Ces manquements des sous-traitants à leurs obligations contractuelles à l’égard de l’entreprise principale constituent, à l’égard du maître de l’ouvrage, des fautes qui engagent leur responsabilité quasi-délictuelle et qui justifient qu’elles soient condamnées, in solidum avec la société Spirit entreprises, à indemniser la société Buro plus.

Sur la réparation du préjudice

Le préjudice matériel

Le rapport d’expertise démontre que si un tiers des places est devenu impropre à sa destination, la généralisation des désordres constatés, notamment en ce qui concerne la couche de fondation et le remblaiement argileux, à l’ensemble du parc de stationnement impose une réfection complète de celui-ci.

Si les autres parties reprochent au tribunal d’avoir statué au-delà de la demande d’indemnisation présentée par la société Buro plus au titre du coût des travaux de réfection, elles ne sollicitent cependant pas le prononcé de la nullité du jugement sur ce point ; en cause d’appel, la société Buro plus sollicite expressément une somme de 75 247,44 euros correspondant au prix des travaux tel qu’évalué par l’expert et la cour est donc tenue d’examiner cette demande.

Par ailleurs, l’évaluation du coût des travaux de réfection faite par l’expert n’est pas contestée.

→ **Enregistrements à traiter**
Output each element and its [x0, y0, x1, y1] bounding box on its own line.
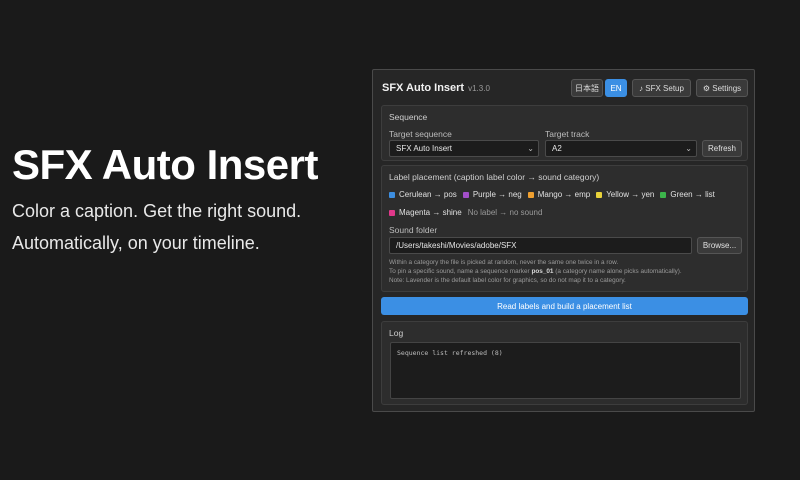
note-random: Within a category the file is picked at … [389, 259, 619, 266]
legend-label: Purple → neg [472, 190, 522, 199]
green-swatch-icon [660, 191, 667, 198]
hero: SFX Auto Insert Color a caption. Get the… [12, 140, 352, 254]
legend-item-yellow: Yellow → yen [596, 190, 654, 199]
label-legend-row-2: Magenta → shine No label → no sound [389, 208, 548, 217]
lang-ja-button[interactable]: 日本語 [571, 79, 603, 97]
note-pin-marker: To pin a specific sound, name a sequence… [389, 267, 682, 276]
note-lavender: Note: Lavender is the default label colo… [389, 277, 626, 284]
note-text: To pin a specific sound, name a sequence… [389, 268, 532, 275]
label-placement-title: Label placement (caption label color → s… [389, 172, 600, 182]
mango-swatch-icon [527, 191, 534, 198]
hero-tagline-2: Automatically, on your timeline. [12, 233, 260, 253]
browse-button[interactable]: Browse... [697, 237, 742, 254]
cerulean-swatch-icon [389, 191, 395, 198]
note-text: (a category name alone picks automatical… [553, 268, 682, 275]
panel-title: SFX Auto Insert v1.3.0 [382, 82, 490, 94]
legend-label: Yellow → yen [606, 190, 655, 199]
build-placement-list-button[interactable]: Read labels and build a placement list [381, 297, 748, 315]
legend-label: Green → list [670, 190, 715, 199]
label-legend-row-1: Cerulean → pos Purple → neg Mango → emp … [389, 190, 721, 199]
magenta-swatch-icon [389, 209, 395, 216]
sequence-section-title: Sequence [389, 112, 428, 122]
legend-item-green: Green → list [660, 190, 715, 199]
lang-en-button[interactable]: EN [605, 79, 627, 97]
sfx-setup-button[interactable]: ♪ SFX Setup [632, 79, 691, 97]
marker-example: pos_01 [531, 268, 554, 275]
target-sequence-label: Target sequence [389, 129, 452, 139]
legend-label: Mango → emp [537, 190, 591, 199]
yellow-swatch-icon [596, 191, 603, 198]
sound-folder-label: Sound folder [389, 225, 438, 235]
target-track-label: Target track [545, 129, 590, 139]
legend-label: Magenta → shine [399, 208, 462, 217]
app-name: SFX Auto Insert [382, 82, 465, 94]
legend-item-magenta: Magenta → shine [389, 208, 462, 217]
sequence-section: Sequence Target sequence Target track SF… [381, 105, 748, 161]
sound-folder-field[interactable]: /Users/takeshi/Movies/adobe/SFX [389, 237, 692, 254]
plugin-panel: SFX Auto Insert v1.3.0 日本語 EN ♪ SFX Setup… [372, 69, 755, 412]
log-line: Sequence list refreshed (8) [397, 349, 503, 357]
app-version: v1.3.0 [468, 84, 490, 93]
target-sequence-value: SFX Auto Insert [396, 144, 453, 153]
hero-title: SFX Auto Insert [12, 141, 318, 188]
settings-button[interactable]: ⚙ Settings [696, 79, 748, 97]
chevron-down-icon: ⌄ [685, 144, 692, 153]
label-placement-section: Label placement (caption label color → s… [381, 165, 748, 292]
target-track-select[interactable]: A2 ⌄ [545, 140, 697, 157]
purple-swatch-icon [462, 191, 469, 198]
refresh-button[interactable]: Refresh [702, 140, 742, 157]
target-sequence-select[interactable]: SFX Auto Insert ⌄ [389, 140, 539, 157]
chevron-down-icon: ⌄ [527, 144, 534, 153]
target-track-value: A2 [552, 144, 562, 153]
log-title: Log [389, 328, 404, 338]
hero-tagline-1: Color a caption. Get the right sound. [12, 201, 302, 221]
panel-header: SFX Auto Insert v1.3.0 日本語 EN ♪ SFX Setup… [373, 70, 754, 106]
legend-label: Cerulean → pos [399, 190, 457, 199]
log-output[interactable]: Sequence list refreshed (8) [390, 342, 741, 399]
legend-item-mango: Mango → emp [527, 190, 591, 199]
log-section: Log Sequence list refreshed (8) [381, 321, 748, 405]
legend-item-purple: Purple → neg [462, 190, 522, 199]
legend-item-no-label: No label → no sound [467, 208, 543, 217]
legend-item-cerulean: Cerulean → pos [389, 190, 457, 199]
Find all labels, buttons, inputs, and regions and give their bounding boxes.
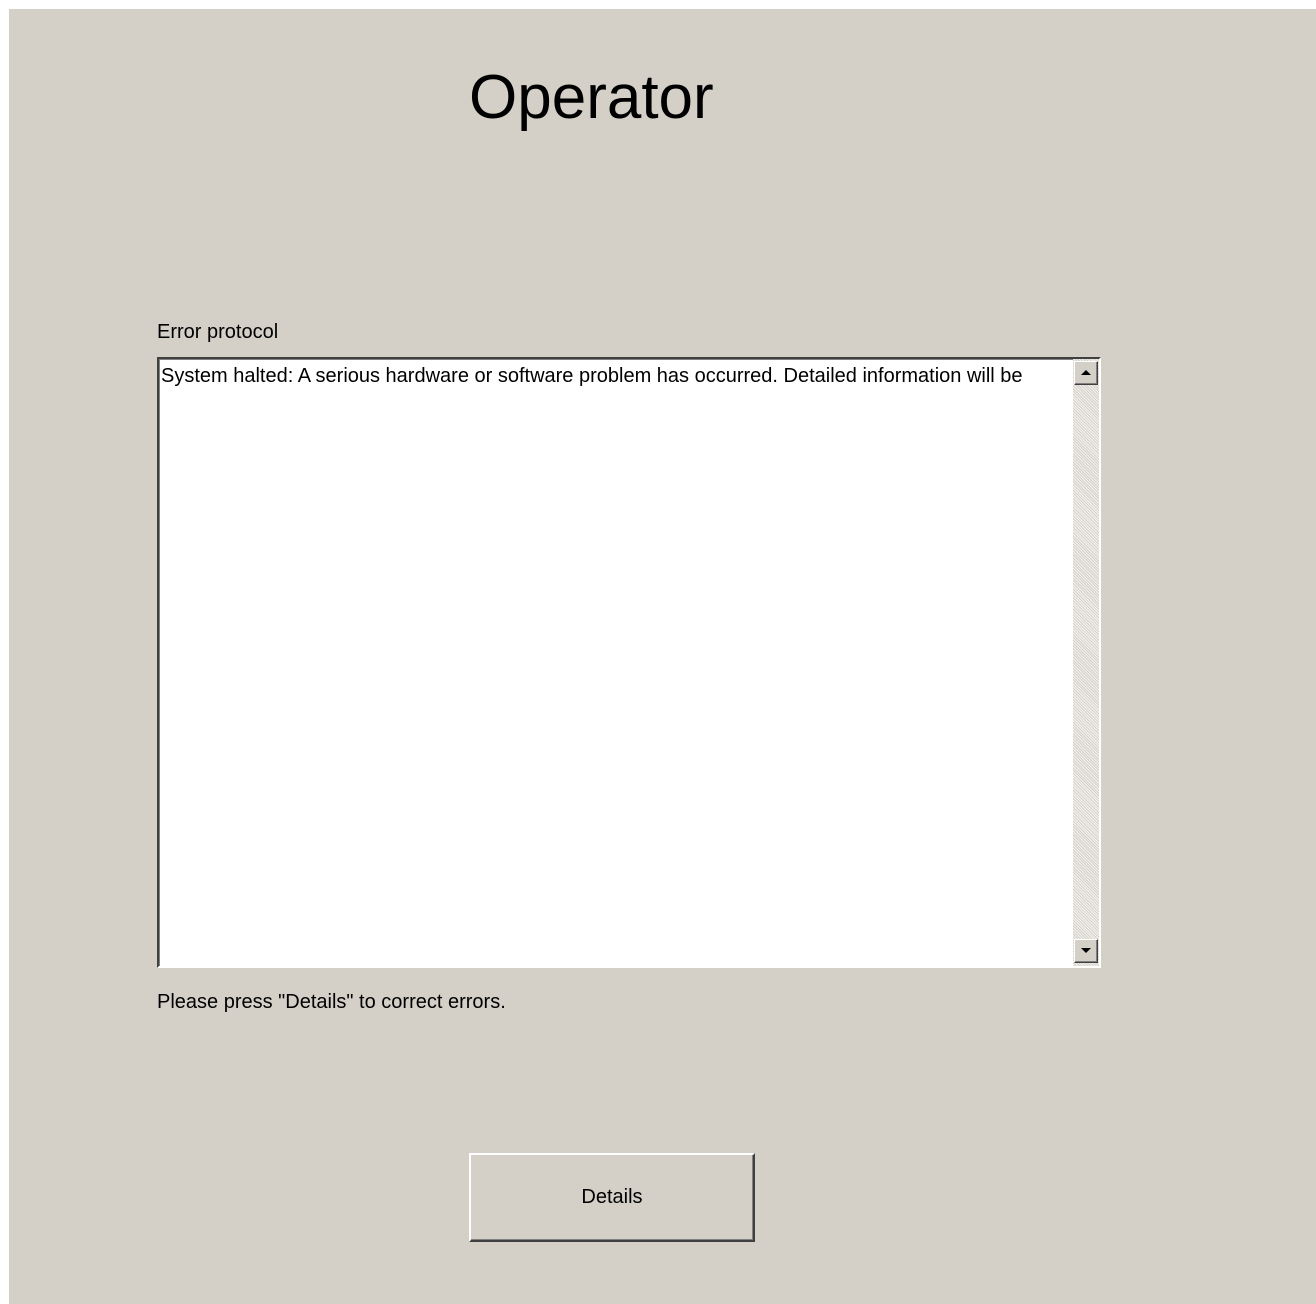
details-button[interactable]: Details <box>469 1153 755 1242</box>
scroll-down-arrow-icon <box>1081 948 1091 953</box>
scroll-up-arrow-icon <box>1081 370 1091 375</box>
vertical-scrollbar[interactable] <box>1073 359 1099 966</box>
error-protocol-label: Error protocol <box>157 321 279 343</box>
page-title: Operator <box>469 63 714 132</box>
scroll-up-button[interactable] <box>1074 361 1098 385</box>
operator-screen: Operator Error protocol System halted: A… <box>9 9 1316 1304</box>
scroll-down-button[interactable] <box>1074 939 1098 963</box>
error-protocol-entry[interactable]: System halted: A serious hardware or sof… <box>161 366 1067 386</box>
details-hint-text: Please press "Details" to correct errors… <box>157 991 506 1013</box>
error-protocol-listbox[interactable]: System halted: A serious hardware or sof… <box>157 357 1101 968</box>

→ **Consignes**
**1)** D'après l'extrait, quelle somme la société Buro plus demande-t-elle en cause d'appel au titre des travaux de réfection ?
**2)** Veuillez reproduire à l'identique les lignes des enregistrements, en commençant par la ligne qui contient "details-button[interactable]: Details <box>469" et en continuant jusqu'à la fin des enregistrements.
Les enregistrements n'ont aucun lien avec l'extrait.

→ **Réponses par tâche**
**1)** Elle demande 75 247,44 euros, soit le prix des travaux évalué par l'expert.

**2)**
details-button[interactable]: Details <box>469 1153 755 1242</box>
scroll-down-arrow-icon <box>1081 948 1091 953</box>
scroll-up-arrow-icon <box>1081 370 1091 375</box>
vertical-scrollbar[interactable] <box>1073 359 1099 966</box>
error-protocol-label: Error protocol <box>157 321 279 343</box>
page-title: Operator <box>469 63 714 132</box>
scroll-up-button[interactable] <box>1074 361 1098 385</box>
operator-screen: Operator Error protocol System halted: A… <box>9 9 1316 1304</box>
scroll-down-button[interactable] <box>1074 939 1098 963</box>
error-protocol-entry[interactable]: System halted: A serious hardware or sof… <box>161 366 1067 386</box>
details-hint-text: Please press "Details" to correct errors… <box>157 991 506 1013</box>
error-protocol-listbox[interactable]: System halted: A serious hardware or sof… <box>157 357 1101 968</box>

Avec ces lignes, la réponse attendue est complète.